Problem details: Quote, without change, all of the lines that follow.

------------------------

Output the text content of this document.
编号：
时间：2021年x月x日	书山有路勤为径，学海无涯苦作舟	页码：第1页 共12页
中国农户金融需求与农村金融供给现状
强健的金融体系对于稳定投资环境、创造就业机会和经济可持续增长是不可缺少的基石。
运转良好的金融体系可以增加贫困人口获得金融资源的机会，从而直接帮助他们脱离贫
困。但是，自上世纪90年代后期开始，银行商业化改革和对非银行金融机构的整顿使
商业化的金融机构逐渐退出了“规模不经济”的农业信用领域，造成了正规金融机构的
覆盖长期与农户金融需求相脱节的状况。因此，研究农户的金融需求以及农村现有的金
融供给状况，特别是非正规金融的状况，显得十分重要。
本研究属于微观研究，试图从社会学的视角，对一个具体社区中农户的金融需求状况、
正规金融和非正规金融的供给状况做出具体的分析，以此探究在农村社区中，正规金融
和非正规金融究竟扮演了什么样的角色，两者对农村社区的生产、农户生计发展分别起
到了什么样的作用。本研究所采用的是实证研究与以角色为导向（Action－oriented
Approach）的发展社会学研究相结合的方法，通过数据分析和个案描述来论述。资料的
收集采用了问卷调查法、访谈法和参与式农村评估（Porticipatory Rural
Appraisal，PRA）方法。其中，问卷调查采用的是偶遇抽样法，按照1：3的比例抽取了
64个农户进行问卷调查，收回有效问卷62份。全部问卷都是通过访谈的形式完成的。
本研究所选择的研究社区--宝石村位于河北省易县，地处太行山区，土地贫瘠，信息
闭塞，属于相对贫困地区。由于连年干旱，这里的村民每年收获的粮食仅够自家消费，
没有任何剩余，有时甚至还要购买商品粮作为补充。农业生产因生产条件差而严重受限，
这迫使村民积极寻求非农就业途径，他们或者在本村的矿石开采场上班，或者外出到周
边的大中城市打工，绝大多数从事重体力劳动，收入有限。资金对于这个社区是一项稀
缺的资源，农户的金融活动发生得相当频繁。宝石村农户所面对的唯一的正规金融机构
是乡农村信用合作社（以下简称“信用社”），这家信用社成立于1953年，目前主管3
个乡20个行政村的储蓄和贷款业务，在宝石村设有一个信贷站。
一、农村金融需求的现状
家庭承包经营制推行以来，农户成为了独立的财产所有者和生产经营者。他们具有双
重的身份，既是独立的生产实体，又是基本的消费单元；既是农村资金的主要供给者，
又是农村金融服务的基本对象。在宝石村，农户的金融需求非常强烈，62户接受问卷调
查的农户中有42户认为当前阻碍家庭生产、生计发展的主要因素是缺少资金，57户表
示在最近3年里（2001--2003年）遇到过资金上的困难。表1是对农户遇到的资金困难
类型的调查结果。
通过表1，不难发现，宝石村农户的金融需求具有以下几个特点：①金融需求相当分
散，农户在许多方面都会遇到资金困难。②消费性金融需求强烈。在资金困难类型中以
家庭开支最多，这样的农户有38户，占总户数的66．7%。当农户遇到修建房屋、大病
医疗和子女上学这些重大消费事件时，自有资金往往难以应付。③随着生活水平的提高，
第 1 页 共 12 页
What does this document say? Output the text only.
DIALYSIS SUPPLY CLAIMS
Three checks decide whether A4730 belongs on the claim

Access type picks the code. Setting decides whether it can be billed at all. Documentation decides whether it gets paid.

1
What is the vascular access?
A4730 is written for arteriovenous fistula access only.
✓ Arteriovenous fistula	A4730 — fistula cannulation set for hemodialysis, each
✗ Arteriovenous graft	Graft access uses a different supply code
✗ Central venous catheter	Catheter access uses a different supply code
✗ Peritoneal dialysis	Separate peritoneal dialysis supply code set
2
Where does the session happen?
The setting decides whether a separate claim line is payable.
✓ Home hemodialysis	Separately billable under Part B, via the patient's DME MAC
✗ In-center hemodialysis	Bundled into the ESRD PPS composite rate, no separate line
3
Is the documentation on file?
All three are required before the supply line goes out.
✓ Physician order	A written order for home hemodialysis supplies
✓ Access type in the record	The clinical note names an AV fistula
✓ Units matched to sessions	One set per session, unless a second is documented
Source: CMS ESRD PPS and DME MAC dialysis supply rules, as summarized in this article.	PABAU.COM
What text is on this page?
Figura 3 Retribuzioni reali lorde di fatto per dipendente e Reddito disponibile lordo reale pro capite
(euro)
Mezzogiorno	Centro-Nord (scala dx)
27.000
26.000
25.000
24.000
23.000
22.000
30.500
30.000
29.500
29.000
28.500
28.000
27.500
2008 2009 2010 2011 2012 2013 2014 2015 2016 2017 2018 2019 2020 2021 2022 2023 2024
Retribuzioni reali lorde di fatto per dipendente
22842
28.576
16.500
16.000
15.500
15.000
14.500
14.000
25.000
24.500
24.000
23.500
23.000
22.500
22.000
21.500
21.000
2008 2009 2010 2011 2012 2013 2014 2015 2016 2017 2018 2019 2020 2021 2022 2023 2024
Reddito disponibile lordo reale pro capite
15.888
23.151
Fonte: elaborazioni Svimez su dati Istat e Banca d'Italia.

------------------------

Task response:
Output the text content of this document.
编号：
时间：2021年x月x日	书山有路勤为径，学海无涯苦作舟	页码：第1页 共12页
中国农户金融需求与农村金融供给现状
强健的金融体系对于稳定投资环境、创造就业机会和经济可持续增长是不可缺少的基石。
运转良好的金融体系可以增加贫困人口获得金融资源的机会，从而直接帮助他们脱离贫
困。但是，自上世纪90年代后期开始，银行商业化改革和对非银行金融机构的整顿使
商业化的金融机构逐渐退出了“规模不经济”的农业信用领域，造成了正规金融机构的
覆盖长期与农户金融需求相脱节的状况。因此，研究农户的金融需求以及农村现有的金
融供给状况，特别是非正规金融的状况，显得十分重要。
本研究属于微观研究，试图从社会学的视角，对一个具体社区中农户的金融需求状况、
正规金融和非正规金融的供给状况做出具体的分析，以此探究在农村社区中，正规金融
和非正规金融究竟扮演了什么样的角色，两者对农村社区的生产、农户生计发展分别起
到了什么样的作用。本研究所采用的是实证研究与以角色为导向（Action－oriented
Approach）的发展社会学研究相结合的方法，通过数据分析和个案描述来论述。资料的
收集采用了问卷调查法、访谈法和参与式农村评估（Porticipatory Rural
Appraisal，PRA）方法。其中，问卷调查采用的是偶遇抽样法，按照1：3的比例抽取了
64个农户进行问卷调查，收回有效问卷62份。全部问卷都是通过访谈的形式完成的。
本研究所选择的研究社区--宝石村位于河北省易县，地处太行山区，土地贫瘠，信息
闭塞，属于相对贫困地区。由于连年干旱，这里的村民每年收获的粮食仅够自家消费，
没有任何剩余，有时甚至还要购买商品粮作为补充。农业生产因生产条件差而严重受限，
这迫使村民积极寻求非农就业途径，他们或者在本村的矿石开采场上班，或者外出到周
边的大中城市打工，绝大多数从事重体力劳动，收入有限。资金对于这个社区是一项稀
缺的资源，农户的金融活动发生得相当频繁。宝石村农户所面对的唯一的正规金融机构
是乡农村信用合作社（以下简称“信用社”），这家信用社成立于1953年，目前主管3
个乡20个行政村的储蓄和贷款业务，在宝石村设有一个信贷站。
一、农村金融需求的现状
家庭承包经营制推行以来，农户成为了独立的财产所有者和生产经营者。他们具有双
重的身份，既是独立的生产实体，又是基本的消费单元；既是农村资金的主要供给者，
又是农村金融服务的基本对象。在宝石村，农户的金融需求非常强烈，62户接受问卷调
查的农户中有42户认为当前阻碍家庭生产、生计发展的主要因素是缺少资金，57户表
示在最近3年里（2001--2003年）遇到过资金上的困难。表1是对农户遇到的资金困难
类型的调查结果。
通过表1，不难发现，宝石村农户的金融需求具有以下几个特点：①金融需求相当分
散，农户在许多方面都会遇到资金困难。②消费性金融需求强烈。在资金困难类型中以
家庭开支最多，这样的农户有38户，占总户数的66．7%。当农户遇到修建房屋、大病
医疗和子女上学这些重大消费事件时，自有资金往往难以应付。③随着生活水平的提高，
第 1 页 共 12 页
What does this document say? Output the text only.
DIALYSIS SUPPLY CLAIMS
Three checks decide whether A4730 belongs on the claim

Access type picks the code. Setting decides whether it can be billed at all. Documentation decides whether it gets paid.

1
What is the vascular access?
A4730 is written for arteriovenous fistula access only.
✓ Arteriovenous fistula	A4730 — fistula cannulation set for hemodialysis, each
✗ Arteriovenous graft	Graft access uses a different supply code
✗ Central venous catheter	Catheter access uses a different supply code
✗ Peritoneal dialysis	Separate peritoneal dialysis supply code set
2
Where does the session happen?
The setting decides whether a separate claim line is payable.
✓ Home hemodialysis	Separately billable under Part B, via the patient's DME MAC
✗ In-center hemodialysis	Bundled into the ESRD PPS composite rate, no separate line
3
Is the documentation on file?
All three are required before the supply line goes out.
✓ Physician order	A written order for home hemodialysis supplies
✓ Access type in the record	The clinical note names an AV fistula
✓ Units matched to sessions	One set per session, unless a second is documented
Source: CMS ESRD PPS and DME MAC dialysis supply rules, as summarized in this article.	PABAU.COM
What text is on this page?
Figura 3 Retribuzioni reali lorde di fatto per dipendente e Reddito disponibile lordo reale pro capite
(euro)
Mezzogiorno	Centro-Nord (scala dx)
27.000
26.000
25.000
24.000
23.000
22.000
30.500
30.000
29.500
29.000
28.500
28.000
27.500
2008 2009 2010 2011 2012 2013 2014 2015 2016 2017 2018 2019 2020 2021 2022 2023 2024
Retribuzioni reali lorde di fatto per dipendente
22842
28.576
16.500
16.000
15.500
15.000
14.500
14.000
25.000
24.500
24.000
23.500
23.000
22.500
22.000
21.500
21.000
2008 2009 2010 2011 2012 2013 2014 2015 2016 2017 2018 2019 2020 2021 2022 2023 2024
Reddito disponibile lordo reale pro capite
15.888
23.151
Fonte: elaborazioni Svimez su dati Istat e Banca d'Italia.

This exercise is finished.